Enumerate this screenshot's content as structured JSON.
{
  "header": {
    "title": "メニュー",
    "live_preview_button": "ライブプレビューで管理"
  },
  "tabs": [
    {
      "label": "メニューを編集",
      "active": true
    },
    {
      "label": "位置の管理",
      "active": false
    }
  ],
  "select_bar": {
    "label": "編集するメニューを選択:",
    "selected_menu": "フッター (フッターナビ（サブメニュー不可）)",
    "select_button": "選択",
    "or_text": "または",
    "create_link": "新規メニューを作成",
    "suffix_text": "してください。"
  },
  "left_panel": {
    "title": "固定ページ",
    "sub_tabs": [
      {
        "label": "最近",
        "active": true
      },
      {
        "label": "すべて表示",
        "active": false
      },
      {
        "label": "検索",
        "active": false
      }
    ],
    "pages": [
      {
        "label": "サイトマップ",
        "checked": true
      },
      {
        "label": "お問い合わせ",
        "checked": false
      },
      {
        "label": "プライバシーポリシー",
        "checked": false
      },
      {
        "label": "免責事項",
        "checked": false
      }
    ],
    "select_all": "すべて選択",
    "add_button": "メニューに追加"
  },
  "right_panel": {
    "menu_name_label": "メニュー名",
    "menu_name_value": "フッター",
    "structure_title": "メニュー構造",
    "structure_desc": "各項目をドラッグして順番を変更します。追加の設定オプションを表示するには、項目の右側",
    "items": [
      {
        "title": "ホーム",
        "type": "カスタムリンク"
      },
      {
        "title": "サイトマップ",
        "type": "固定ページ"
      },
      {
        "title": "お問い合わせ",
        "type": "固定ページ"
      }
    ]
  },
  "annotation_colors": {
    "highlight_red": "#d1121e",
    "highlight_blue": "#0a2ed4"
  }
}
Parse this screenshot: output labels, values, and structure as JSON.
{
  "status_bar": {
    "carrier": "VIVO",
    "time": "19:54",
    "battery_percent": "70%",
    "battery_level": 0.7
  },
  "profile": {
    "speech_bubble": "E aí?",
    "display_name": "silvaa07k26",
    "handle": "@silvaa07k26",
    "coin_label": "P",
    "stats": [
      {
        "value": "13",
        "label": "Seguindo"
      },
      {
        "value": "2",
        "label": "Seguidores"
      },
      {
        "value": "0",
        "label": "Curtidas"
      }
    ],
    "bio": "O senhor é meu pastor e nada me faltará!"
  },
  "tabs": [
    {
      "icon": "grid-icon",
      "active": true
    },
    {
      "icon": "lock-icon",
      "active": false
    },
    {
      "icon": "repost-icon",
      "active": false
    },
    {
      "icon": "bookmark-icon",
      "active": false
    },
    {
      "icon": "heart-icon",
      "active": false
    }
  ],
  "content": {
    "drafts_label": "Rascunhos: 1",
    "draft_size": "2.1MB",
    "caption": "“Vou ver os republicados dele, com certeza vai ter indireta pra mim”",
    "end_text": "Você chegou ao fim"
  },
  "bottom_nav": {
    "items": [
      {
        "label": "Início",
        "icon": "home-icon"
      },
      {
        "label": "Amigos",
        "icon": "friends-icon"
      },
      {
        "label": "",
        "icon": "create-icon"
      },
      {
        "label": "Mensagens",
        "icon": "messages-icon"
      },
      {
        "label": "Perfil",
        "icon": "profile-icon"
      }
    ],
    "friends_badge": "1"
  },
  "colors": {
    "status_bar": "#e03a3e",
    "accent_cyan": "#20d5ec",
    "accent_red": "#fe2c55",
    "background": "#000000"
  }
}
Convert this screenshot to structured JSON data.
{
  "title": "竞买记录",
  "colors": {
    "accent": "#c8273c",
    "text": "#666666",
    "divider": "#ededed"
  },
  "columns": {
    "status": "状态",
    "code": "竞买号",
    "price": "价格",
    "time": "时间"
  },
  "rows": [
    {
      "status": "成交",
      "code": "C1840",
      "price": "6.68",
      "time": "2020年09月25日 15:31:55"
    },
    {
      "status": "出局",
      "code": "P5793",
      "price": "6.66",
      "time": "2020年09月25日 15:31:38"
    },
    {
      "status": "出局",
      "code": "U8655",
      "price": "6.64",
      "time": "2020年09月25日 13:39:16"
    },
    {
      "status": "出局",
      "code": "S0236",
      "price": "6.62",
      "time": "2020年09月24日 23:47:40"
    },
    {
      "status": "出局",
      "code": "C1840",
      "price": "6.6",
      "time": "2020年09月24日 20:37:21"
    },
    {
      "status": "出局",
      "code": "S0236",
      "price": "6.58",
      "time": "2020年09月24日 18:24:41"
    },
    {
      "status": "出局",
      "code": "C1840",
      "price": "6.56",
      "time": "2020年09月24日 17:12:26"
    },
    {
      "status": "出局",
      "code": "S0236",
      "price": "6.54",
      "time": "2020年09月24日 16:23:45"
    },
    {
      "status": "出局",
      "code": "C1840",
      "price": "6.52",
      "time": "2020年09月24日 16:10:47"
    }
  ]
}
------
| Objective |
All of the records must be repeated exactly.

| Task result |
Enumerate this screenshot's content as structured JSON.
{
  "header": {
    "title": "メニュー",
    "live_preview_button": "ライブプレビューで管理"
  },
  "tabs": [
    {
      "label": "メニューを編集",
      "active": true
    },
    {
      "label": "位置の管理",
      "active": false
    }
  ],
  "select_bar": {
    "label": "編集するメニューを選択:",
    "selected_menu": "フッター (フッターナビ（サブメニュー不可）)",
    "select_button": "選択",
    "or_text": "または",
    "create_link": "新規メニューを作成",
    "suffix_text": "してください。"
  },
  "left_panel": {
    "title": "固定ページ",
    "sub_tabs": [
      {
        "label": "最近",
        "active": true
      },
      {
        "label": "すべて表示",
        "active": false
      },
      {
        "label": "検索",
        "active": false
      }
    ],
    "pages": [
      {
        "label": "サイトマップ",
        "checked": true
      },
      {
        "label": "お問い合わせ",
        "checked": false
      },
      {
        "label": "プライバシーポリシー",
        "checked": false
      },
      {
        "label": "免責事項",
        "checked": false
      }
    ],
    "select_all": "すべて選択",
    "add_button": "メニューに追加"
  },
  "right_panel": {
    "menu_name_label": "メニュー名",
    "menu_name_value": "フッター",
    "structure_title": "メニュー構造",
    "structure_desc": "各項目をドラッグして順番を変更します。追加の設定オプションを表示するには、項目の右側",
    "items": [
      {
        "title": "ホーム",
        "type": "カスタムリンク"
      },
      {
        "title": "サイトマップ",
        "type": "固定ページ"
      },
      {
        "title": "お問い合わせ",
        "type": "固定ページ"
      }
    ]
  },
  "annotation_colors": {
    "highlight_red": "#d1121e",
    "highlight_blue": "#0a2ed4"
  }
}
Parse this screenshot: output labels, values, and structure as JSON.
{
  "status_bar": {
    "carrier": "VIVO",
    "time": "19:54",
    "battery_percent": "70%",
    "battery_level": 0.7
  },
  "profile": {
    "speech_bubble": "E aí?",
    "display_name": "silvaa07k26",
    "handle": "@silvaa07k26",
    "coin_label": "P",
    "stats": [
      {
        "value": "13",
        "label": "Seguindo"
      },
      {
        "value": "2",
        "label": "Seguidores"
      },
      {
        "value": "0",
        "label": "Curtidas"
      }
    ],
    "bio": "O senhor é meu pastor e nada me faltará!"
  },
  "tabs": [
    {
      "icon": "grid-icon",
      "active": true
    },
    {
      "icon": "lock-icon",
      "active": false
    },
    {
      "icon": "repost-icon",
      "active": false
    },
    {
      "icon": "bookmark-icon",
      "active": false
    },
    {
      "icon": "heart-icon",
      "active": false
    }
  ],
  "content": {
    "drafts_label": "Rascunhos: 1",
    "draft_size": "2.1MB",
    "caption": "“Vou ver os republicados dele, com certeza vai ter indireta pra mim”",
    "end_text": "Você chegou ao fim"
  },
  "bottom_nav": {
    "items": [
      {
        "label": "Início",
        "icon": "home-icon"
      },
      {
        "label": "Amigos",
        "icon": "friends-icon"
      },
      {
        "label": "",
        "icon": "create-icon"
      },
      {
        "label": "Mensagens",
        "icon": "messages-icon"
      },
      {
        "label": "Perfil",
        "icon": "profile-icon"
      }
    ],
    "friends_badge": "1"
  },
  "colors": {
    "status_bar": "#e03a3e",
    "accent_cyan": "#20d5ec",
    "accent_red": "#fe2c55",
    "background": "#000000"
  }
}
Convert this screenshot to structured JSON data.
{
  "title": "竞买记录",
  "colors": {
    "accent": "#c8273c",
    "text": "#666666",
    "divider": "#ededed"
  },
  "columns": {
    "status": "状态",
    "code": "竞买号",
    "price": "价格",
    "time": "时间"
  },
  "rows": [
    {
      "status": "成交",
      "code": "C1840",
      "price": "6.68",
      "time": "2020年09月25日 15:31:55"
    },
    {
      "status": "出局",
      "code": "P5793",
      "price": "6.66",
      "time": "2020年09月25日 15:31:38"
    },
    {
      "status": "出局",
      "code": "U8655",
      "price": "6.64",
      "time": "2020年09月25日 13:39:16"
    },
    {
      "status": "出局",
      "code": "S0236",
      "price": "6.62",
      "time": "2020年09月24日 23:47:40"
    },
    {
      "status": "出局",
      "code": "C1840",
      "price": "6.6",
      "time": "2020年09月24日 20:37:21"
    },
    {
      "status": "出局",
      "code": "S0236",
      "price": "6.58",
      "time": "2020年09月24日 18:24:41"
    },
    {
      "status": "出局",
      "code": "C1840",
      "price": "6.56",
      "time": "2020年09月24日 17:12:26"
    },
    {
      "status": "出局",
      "code": "S0236",
      "price": "6.54",
      "time": "2020年09月24日 16:23:45"
    },
    {
      "status": "出局",
      "code": "C1840",
      "price": "6.52",
      "time": "2020年09月24日 16:10:47"
    }
  ]
}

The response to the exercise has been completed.